##### ENTRIES PROVIDED

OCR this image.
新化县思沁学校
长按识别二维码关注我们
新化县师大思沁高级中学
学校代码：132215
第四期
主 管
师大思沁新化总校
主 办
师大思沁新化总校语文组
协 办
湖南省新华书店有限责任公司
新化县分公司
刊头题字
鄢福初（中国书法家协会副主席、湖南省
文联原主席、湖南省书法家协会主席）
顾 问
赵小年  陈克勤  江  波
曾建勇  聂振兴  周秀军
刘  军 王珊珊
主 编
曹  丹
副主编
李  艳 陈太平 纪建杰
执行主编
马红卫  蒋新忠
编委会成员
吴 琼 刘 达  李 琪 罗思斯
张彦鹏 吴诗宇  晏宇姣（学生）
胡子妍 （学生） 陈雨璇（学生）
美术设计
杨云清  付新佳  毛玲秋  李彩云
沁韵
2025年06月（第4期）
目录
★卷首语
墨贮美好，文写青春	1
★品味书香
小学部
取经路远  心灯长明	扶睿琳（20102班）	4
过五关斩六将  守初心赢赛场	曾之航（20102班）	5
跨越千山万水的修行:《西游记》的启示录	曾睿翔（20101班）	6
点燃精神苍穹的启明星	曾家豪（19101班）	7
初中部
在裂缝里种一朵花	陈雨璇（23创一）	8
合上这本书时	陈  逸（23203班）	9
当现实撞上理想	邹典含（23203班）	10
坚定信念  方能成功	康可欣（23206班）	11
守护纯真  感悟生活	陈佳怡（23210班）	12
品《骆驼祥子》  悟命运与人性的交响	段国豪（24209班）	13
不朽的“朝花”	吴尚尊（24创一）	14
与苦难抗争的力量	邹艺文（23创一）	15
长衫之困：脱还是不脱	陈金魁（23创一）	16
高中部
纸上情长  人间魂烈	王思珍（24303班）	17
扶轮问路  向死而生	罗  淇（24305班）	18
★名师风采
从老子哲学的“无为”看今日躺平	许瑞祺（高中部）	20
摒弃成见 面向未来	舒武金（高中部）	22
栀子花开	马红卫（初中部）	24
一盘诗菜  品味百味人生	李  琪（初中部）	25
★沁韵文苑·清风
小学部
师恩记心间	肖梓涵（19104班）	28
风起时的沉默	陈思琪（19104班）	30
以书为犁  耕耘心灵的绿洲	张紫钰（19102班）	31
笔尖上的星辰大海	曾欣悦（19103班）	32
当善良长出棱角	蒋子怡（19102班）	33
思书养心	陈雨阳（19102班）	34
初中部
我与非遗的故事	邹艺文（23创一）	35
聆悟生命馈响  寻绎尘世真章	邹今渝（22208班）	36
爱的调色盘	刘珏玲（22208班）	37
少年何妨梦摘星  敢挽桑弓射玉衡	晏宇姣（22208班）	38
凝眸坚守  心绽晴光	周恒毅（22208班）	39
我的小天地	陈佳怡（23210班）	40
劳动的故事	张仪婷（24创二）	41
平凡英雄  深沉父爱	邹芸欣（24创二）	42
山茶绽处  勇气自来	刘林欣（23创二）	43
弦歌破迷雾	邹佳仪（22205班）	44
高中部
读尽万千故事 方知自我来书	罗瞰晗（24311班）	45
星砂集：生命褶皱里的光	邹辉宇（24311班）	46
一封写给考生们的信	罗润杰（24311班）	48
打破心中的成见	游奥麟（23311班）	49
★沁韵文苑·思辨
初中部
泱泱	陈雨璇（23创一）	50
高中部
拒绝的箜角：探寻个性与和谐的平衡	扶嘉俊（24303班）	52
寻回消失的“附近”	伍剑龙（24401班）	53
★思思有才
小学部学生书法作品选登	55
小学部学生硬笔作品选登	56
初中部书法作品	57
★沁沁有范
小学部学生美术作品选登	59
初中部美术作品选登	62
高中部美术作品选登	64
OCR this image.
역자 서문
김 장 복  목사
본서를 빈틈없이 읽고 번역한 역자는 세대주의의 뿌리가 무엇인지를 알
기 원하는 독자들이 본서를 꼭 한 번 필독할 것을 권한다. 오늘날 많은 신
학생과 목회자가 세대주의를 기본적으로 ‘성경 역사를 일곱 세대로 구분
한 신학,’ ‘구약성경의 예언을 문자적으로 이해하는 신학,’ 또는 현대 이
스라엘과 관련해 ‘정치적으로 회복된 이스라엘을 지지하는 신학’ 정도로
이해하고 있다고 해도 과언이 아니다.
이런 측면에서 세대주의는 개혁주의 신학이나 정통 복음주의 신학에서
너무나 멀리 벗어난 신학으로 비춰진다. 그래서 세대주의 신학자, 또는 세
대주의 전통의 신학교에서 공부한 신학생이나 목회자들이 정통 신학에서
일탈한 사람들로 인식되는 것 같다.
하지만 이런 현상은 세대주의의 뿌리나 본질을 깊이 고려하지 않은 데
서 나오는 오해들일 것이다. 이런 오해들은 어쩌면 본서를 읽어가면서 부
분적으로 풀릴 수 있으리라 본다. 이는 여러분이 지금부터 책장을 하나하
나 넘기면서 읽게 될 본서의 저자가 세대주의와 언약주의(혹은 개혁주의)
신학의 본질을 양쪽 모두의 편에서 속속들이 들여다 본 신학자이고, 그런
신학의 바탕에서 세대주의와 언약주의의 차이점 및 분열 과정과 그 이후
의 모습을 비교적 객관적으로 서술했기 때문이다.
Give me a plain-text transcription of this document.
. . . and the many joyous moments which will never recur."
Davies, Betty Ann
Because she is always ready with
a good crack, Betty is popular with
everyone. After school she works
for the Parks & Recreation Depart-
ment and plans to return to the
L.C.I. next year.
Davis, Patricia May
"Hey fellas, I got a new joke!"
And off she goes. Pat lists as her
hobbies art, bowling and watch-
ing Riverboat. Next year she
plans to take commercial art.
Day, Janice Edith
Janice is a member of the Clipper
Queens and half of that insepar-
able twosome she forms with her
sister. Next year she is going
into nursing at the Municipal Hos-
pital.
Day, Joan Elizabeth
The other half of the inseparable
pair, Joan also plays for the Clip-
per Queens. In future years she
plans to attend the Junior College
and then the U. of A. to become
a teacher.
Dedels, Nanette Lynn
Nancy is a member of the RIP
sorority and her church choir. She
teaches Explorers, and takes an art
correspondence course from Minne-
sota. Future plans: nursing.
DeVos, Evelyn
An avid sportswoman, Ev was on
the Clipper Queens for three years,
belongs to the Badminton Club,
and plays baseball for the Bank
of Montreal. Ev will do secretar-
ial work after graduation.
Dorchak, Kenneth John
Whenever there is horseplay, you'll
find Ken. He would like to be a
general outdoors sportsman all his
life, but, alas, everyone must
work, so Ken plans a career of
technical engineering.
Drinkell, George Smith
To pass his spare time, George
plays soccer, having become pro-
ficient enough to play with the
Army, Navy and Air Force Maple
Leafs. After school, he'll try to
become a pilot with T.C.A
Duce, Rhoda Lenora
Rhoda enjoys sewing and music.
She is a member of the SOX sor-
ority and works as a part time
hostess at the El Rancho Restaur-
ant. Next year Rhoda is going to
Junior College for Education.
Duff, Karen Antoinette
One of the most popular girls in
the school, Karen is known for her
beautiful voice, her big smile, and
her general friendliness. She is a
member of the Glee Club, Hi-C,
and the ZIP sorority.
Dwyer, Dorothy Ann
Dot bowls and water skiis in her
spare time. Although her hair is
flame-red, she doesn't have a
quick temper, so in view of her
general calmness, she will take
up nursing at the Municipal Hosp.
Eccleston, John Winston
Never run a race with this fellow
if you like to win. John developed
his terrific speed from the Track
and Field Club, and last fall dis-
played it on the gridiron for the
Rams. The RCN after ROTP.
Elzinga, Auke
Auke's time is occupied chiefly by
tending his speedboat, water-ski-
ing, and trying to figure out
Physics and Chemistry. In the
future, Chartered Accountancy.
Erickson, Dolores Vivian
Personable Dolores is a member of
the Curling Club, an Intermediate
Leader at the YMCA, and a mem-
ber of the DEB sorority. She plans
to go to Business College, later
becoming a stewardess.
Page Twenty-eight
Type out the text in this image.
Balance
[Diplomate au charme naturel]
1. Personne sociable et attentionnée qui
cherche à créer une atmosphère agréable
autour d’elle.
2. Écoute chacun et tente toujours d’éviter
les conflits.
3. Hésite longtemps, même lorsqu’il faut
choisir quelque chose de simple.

##########

## YOUR OBJECTIVE:
Read the data above and pull out each line that holds the string "will".

## THE OUTPUT:
. . . and the many joyous moments which will never recur."
of Montreal. Ev will do secretar-
general calmness, she will take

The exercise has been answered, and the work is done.